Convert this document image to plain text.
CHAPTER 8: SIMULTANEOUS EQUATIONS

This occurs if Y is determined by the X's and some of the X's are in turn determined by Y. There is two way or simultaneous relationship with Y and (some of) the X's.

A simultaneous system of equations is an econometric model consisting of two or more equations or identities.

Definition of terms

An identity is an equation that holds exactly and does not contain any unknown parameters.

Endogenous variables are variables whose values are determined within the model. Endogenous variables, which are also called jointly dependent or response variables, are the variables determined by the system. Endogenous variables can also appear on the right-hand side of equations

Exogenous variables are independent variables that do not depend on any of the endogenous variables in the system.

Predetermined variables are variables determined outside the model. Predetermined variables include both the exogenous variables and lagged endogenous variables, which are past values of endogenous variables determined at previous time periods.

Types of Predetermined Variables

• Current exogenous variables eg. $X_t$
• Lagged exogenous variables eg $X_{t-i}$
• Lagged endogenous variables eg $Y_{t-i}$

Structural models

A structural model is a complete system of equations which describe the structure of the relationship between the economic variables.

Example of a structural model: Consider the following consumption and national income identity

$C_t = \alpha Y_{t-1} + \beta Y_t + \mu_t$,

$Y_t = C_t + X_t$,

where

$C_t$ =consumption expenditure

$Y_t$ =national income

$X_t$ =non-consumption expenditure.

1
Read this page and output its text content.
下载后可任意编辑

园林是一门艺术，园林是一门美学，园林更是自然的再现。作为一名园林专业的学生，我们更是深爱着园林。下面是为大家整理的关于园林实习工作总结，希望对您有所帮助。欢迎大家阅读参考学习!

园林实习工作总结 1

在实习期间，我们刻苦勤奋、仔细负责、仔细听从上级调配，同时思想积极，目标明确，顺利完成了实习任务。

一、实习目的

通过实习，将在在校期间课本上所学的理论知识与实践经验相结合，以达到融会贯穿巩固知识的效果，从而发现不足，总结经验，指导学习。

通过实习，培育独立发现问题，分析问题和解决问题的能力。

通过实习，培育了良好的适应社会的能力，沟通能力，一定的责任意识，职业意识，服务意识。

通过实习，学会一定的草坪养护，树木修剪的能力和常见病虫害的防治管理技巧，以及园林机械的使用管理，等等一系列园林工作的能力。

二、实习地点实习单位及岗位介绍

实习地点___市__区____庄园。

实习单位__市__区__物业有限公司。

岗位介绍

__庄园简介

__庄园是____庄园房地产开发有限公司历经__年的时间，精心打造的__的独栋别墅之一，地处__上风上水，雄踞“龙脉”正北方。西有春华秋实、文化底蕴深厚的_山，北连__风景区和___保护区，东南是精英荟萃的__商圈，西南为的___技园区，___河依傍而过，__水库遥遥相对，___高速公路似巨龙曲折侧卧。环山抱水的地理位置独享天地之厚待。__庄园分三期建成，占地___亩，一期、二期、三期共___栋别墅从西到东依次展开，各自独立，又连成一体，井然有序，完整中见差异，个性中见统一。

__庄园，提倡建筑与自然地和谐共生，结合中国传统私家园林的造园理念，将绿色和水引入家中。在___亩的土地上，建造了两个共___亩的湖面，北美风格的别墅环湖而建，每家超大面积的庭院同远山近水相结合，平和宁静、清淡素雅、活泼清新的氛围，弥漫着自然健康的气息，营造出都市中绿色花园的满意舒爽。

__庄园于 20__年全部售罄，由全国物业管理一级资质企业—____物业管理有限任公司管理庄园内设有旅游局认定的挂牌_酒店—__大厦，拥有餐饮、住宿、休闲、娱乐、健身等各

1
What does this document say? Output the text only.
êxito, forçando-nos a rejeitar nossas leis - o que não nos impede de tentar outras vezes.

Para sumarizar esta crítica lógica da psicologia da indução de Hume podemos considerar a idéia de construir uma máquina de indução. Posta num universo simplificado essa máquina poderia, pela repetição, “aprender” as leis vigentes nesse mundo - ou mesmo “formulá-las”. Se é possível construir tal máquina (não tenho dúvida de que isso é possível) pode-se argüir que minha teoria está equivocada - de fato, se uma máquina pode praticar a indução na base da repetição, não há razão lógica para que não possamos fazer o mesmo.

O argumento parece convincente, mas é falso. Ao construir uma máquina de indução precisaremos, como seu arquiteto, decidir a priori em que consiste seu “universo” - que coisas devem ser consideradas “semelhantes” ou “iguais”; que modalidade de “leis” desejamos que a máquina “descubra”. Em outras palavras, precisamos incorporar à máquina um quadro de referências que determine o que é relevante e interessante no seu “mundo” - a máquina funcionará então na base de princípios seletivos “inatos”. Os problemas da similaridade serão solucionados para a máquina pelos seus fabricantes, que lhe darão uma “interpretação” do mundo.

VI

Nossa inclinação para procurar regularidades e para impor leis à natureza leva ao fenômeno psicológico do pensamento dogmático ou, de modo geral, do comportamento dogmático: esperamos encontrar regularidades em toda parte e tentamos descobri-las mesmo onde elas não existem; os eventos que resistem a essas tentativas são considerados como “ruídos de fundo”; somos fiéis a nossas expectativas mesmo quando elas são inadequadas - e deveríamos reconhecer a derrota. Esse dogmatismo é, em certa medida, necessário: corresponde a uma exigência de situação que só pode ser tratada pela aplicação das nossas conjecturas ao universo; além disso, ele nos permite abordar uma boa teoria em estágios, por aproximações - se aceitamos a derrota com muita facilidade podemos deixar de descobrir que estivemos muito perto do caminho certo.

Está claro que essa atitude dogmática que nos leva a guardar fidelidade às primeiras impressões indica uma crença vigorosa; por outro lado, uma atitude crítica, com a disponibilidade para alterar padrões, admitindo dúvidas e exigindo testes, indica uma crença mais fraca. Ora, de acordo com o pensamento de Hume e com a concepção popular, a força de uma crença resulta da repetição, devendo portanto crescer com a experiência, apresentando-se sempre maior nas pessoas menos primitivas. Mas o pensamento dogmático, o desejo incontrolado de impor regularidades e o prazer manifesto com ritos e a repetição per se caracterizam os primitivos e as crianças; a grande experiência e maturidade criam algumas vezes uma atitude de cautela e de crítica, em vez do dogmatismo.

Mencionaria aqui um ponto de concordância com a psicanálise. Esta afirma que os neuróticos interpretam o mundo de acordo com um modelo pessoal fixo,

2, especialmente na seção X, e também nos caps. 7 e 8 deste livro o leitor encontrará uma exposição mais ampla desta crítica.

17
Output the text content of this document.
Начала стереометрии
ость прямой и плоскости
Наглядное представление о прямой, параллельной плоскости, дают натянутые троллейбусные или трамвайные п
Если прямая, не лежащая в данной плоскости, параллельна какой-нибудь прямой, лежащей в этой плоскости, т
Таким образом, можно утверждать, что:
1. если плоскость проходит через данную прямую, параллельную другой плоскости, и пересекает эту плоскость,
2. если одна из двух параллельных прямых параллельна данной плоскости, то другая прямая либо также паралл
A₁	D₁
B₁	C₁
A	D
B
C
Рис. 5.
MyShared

=-=-=

Exercise ▸ Give the count of lines containing "通过实习", with no added text.

Output of the exercise ▸ 4